● **Information supplied**:
···

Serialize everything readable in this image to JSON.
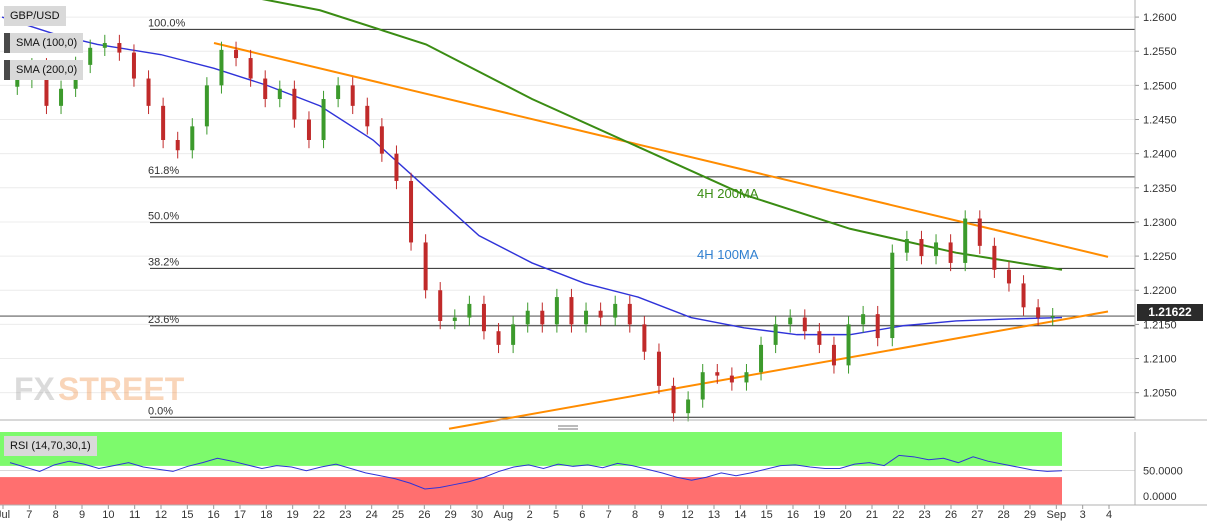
{
  "chart_data": [
    {
      "type": "candlestick",
      "symbol": "GBP/USD",
      "indicators": [
        "SMA (100,0)",
        "SMA (200,0)"
      ],
      "last_price": "1.21622",
      "ylim": [
        1.201,
        1.2625
      ],
      "y_ticks": [
        "1.2050",
        "1.2100",
        "1.2150",
        "1.2200",
        "1.2250",
        "1.2300",
        "1.2350",
        "1.2400",
        "1.2450",
        "1.2500",
        "1.2550",
        "1.2600"
      ],
      "x_ticks": [
        "Jul",
        "7",
        "8",
        "9",
        "10",
        "11",
        "12",
        "15",
        "16",
        "17",
        "18",
        "19",
        "22",
        "23",
        "24",
        "25",
        "26",
        "29",
        "30",
        "Aug",
        "2",
        "5",
        "6",
        "7",
        "8",
        "9",
        "12",
        "13",
        "14",
        "15",
        "16",
        "19",
        "20",
        "21",
        "22",
        "23",
        "26",
        "27",
        "28",
        "29",
        "Sep",
        "3",
        "4"
      ],
      "fibonacci": [
        {
          "label": "100.0%",
          "price": 1.2582
        },
        {
          "label": "61.8%",
          "price": 1.2366
        },
        {
          "label": "50.0%",
          "price": 1.2299
        },
        {
          "label": "38.2%",
          "price": 1.2232
        },
        {
          "label": "23.6%",
          "price": 1.2148
        },
        {
          "label": "0.0%",
          "price": 1.2014
        }
      ],
      "annotations": [
        "4H 200MA",
        "4H 100MA"
      ],
      "close_series": [
        1.2508,
        1.2528,
        1.247,
        1.2495,
        1.253,
        1.2555,
        1.2562,
        1.2548,
        1.251,
        1.247,
        1.242,
        1.2405,
        1.244,
        1.25,
        1.2552,
        1.254,
        1.251,
        1.248,
        1.2495,
        1.245,
        1.242,
        1.248,
        1.25,
        1.247,
        1.244,
        1.24,
        1.236,
        1.227,
        1.22,
        1.2155,
        1.216,
        1.218,
        1.214,
        1.212,
        1.215,
        1.217,
        1.215,
        1.219,
        1.215,
        1.217,
        1.216,
        1.218,
        1.215,
        1.211,
        1.206,
        1.202,
        1.204,
        1.208,
        1.2075,
        1.2065,
        1.208,
        1.212,
        1.215,
        1.216,
        1.214,
        1.212,
        1.209,
        1.215,
        1.2165,
        1.213,
        1.2255,
        1.2275,
        1.225,
        1.227,
        1.224,
        1.2305,
        1.2265,
        1.223,
        1.221,
        1.2175,
        1.216,
        1.2162
      ],
      "series": [
        {
          "name": "4H 100MA",
          "color": "#2f33d9",
          "x": [
            0,
            0.02,
            0.05,
            0.09,
            0.15,
            0.2,
            0.25,
            0.3,
            0.35,
            0.4,
            0.45,
            0.5,
            0.55,
            0.6,
            0.65,
            0.7,
            0.75,
            0.8,
            0.85,
            0.9,
            0.95,
            1.0
          ],
          "values": [
            1.26,
            1.259,
            1.2575,
            1.256,
            1.2545,
            1.2525,
            1.25,
            1.247,
            1.242,
            1.235,
            1.228,
            1.224,
            1.221,
            1.219,
            1.216,
            1.2145,
            1.2135,
            1.2135,
            1.2148,
            1.2155,
            1.2158,
            1.216
          ]
        },
        {
          "name": "4H 200MA",
          "color": "#3a8c13",
          "x": [
            0.2,
            0.3,
            0.4,
            0.5,
            0.6,
            0.7,
            0.8,
            0.9,
            1.0
          ],
          "values": [
            1.264,
            1.261,
            1.256,
            1.248,
            1.241,
            1.234,
            1.229,
            1.2255,
            1.223
          ]
        }
      ],
      "trendlines": [
        {
          "name": "resistance",
          "color": "#ff8c00",
          "from": [
            0.2,
            1.2562
          ],
          "to": [
            1.0,
            1.2265
          ]
        },
        {
          "name": "support",
          "color": "#ff8c00",
          "from": [
            0.45,
            1.2006
          ],
          "to": [
            1.0,
            1.2157
          ]
        }
      ]
    },
    {
      "type": "line",
      "indicator": "RSI (14,70,30,1)",
      "ylim": [
        0,
        100
      ],
      "y_ticks": [
        "0.0000",
        "50.0000"
      ],
      "bands": {
        "overbought": 70,
        "oversold": 30
      },
      "values": [
        58,
        52,
        46,
        55,
        60,
        56,
        50,
        54,
        58,
        52,
        49,
        46,
        53,
        58,
        64,
        60,
        55,
        50,
        54,
        52,
        47,
        52,
        56,
        50,
        44,
        40,
        36,
        30,
        22,
        24,
        28,
        32,
        38,
        46,
        52,
        55,
        50,
        56,
        53,
        55,
        51,
        57,
        54,
        49,
        44,
        38,
        34,
        38,
        44,
        40,
        44,
        49,
        54,
        55,
        52,
        50,
        50,
        56,
        58,
        54,
        68,
        66,
        62,
        64,
        58,
        66,
        60,
        56,
        52,
        48,
        46,
        47
      ],
      "color": "#2f33d9"
    }
  ]
}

···

● **Requirements**: The records above should be reproduced exactly, with no pictures included.

● **Answer in full**:
Serialize everything readable in this image to JSON.
{
  "chart_data": [
    {
      "type": "candlestick",
      "symbol": "GBP/USD",
      "indicators": [
        "SMA (100,0)",
        "SMA (200,0)"
      ],
      "last_price": "1.21622",
      "ylim": [
        1.201,
        1.2625
      ],
      "y_ticks": [
        "1.2050",
        "1.2100",
        "1.2150",
        "1.2200",
        "1.2250",
        "1.2300",
        "1.2350",
        "1.2400",
        "1.2450",
        "1.2500",
        "1.2550",
        "1.2600"
      ],
      "x_ticks": [
        "Jul",
        "7",
        "8",
        "9",
        "10",
        "11",
        "12",
        "15",
        "16",
        "17",
        "18",
        "19",
        "22",
        "23",
        "24",
        "25",
        "26",
        "29",
        "30",
        "Aug",
        "2",
        "5",
        "6",
        "7",
        "8",
        "9",
        "12",
        "13",
        "14",
        "15",
        "16",
        "19",
        "20",
        "21",
        "22",
        "23",
        "26",
        "27",
        "28",
        "29",
        "Sep",
        "3",
        "4"
      ],
      "fibonacci": [
        {
          "label": "100.0%",
          "price": 1.2582
        },
        {
          "label": "61.8%",
          "price": 1.2366
        },
        {
          "label": "50.0%",
          "price": 1.2299
        },
        {
          "label": "38.2%",
          "price": 1.2232
        },
        {
          "label": "23.6%",
          "price": 1.2148
        },
        {
          "label": "0.0%",
          "price": 1.2014
        }
      ],
      "annotations": [
        "4H 200MA",
        "4H 100MA"
      ],
      "close_series": [
        1.2508,
        1.2528,
        1.247,
        1.2495,
        1.253,
        1.2555,
        1.2562,
        1.2548,
        1.251,
        1.247,
        1.242,
        1.2405,
        1.244,
        1.25,
        1.2552,
        1.254,
        1.251,
        1.248,
        1.2495,
        1.245,
        1.242,
        1.248,
        1.25,
        1.247,
        1.244,
        1.24,
        1.236,
        1.227,
        1.22,
        1.2155,
        1.216,
        1.218,
        1.214,
        1.212,
        1.215,
        1.217,
        1.215,
        1.219,
        1.215,
        1.217,
        1.216,
        1.218,
        1.215,
        1.211,
        1.206,
        1.202,
        1.204,
        1.208,
        1.2075,
        1.2065,
        1.208,
        1.212,
        1.215,
        1.216,
        1.214,
        1.212,
        1.209,
        1.215,
        1.2165,
        1.213,
        1.2255,
        1.2275,
        1.225,
        1.227,
        1.224,
        1.2305,
        1.2265,
        1.223,
        1.221,
        1.2175,
        1.216,
        1.2162
      ],
      "series": [
        {
          "name": "4H 100MA",
          "color": "#2f33d9",
          "x": [
            0,
            0.02,
            0.05,
            0.09,
            0.15,
            0.2,
            0.25,
            0.3,
            0.35,
            0.4,
            0.45,
            0.5,
            0.55,
            0.6,
            0.65,
            0.7,
            0.75,
            0.8,
            0.85,
            0.9,
            0.95,
            1.0
          ],
          "values": [
            1.26,
            1.259,
            1.2575,
            1.256,
            1.2545,
            1.2525,
            1.25,
            1.247,
            1.242,
            1.235,
            1.228,
            1.224,
            1.221,
            1.219,
            1.216,
            1.2145,
            1.2135,
            1.2135,
            1.2148,
            1.2155,
            1.2158,
            1.216
          ]
        },
        {
          "name": "4H 200MA",
          "color": "#3a8c13",
          "x": [
            0.2,
            0.3,
            0.4,
            0.5,
            0.6,
            0.7,
            0.8,
            0.9,
            1.0
          ],
          "values": [
            1.264,
            1.261,
            1.256,
            1.248,
            1.241,
            1.234,
            1.229,
            1.2255,
            1.223
          ]
        }
      ],
      "trendlines": [
        {
          "name": "resistance",
          "color": "#ff8c00",
          "from": [
            0.2,
            1.2562
          ],
          "to": [
            1.0,
            1.2265
          ]
        },
        {
          "name": "support",
          "color": "#ff8c00",
          "from": [
            0.45,
            1.2006
          ],
          "to": [
            1.0,
            1.2157
          ]
        }
      ]
    },
    {
      "type": "line",
      "indicator": "RSI (14,70,30,1)",
      "ylim": [
        0,
        100
      ],
      "y_ticks": [
        "0.0000",
        "50.0000"
      ],
      "bands": {
        "overbought": 70,
        "oversold": 30
      },
      "values": [
        58,
        52,
        46,
        55,
        60,
        56,
        50,
        54,
        58,
        52,
        49,
        46,
        53,
        58,
        64,
        60,
        55,
        50,
        54,
        52,
        47,
        52,
        56,
        50,
        44,
        40,
        36,
        30,
        22,
        24,
        28,
        32,
        38,
        46,
        52,
        55,
        50,
        56,
        53,
        55,
        51,
        57,
        54,
        49,
        44,
        38,
        34,
        38,
        44,
        40,
        44,
        49,
        54,
        55,
        52,
        50,
        50,
        56,
        58,
        54,
        68,
        66,
        62,
        64,
        58,
        66,
        60,
        56,
        52,
        48,
        46,
        47
      ],
      "color": "#2f33d9"
    }
  ]
}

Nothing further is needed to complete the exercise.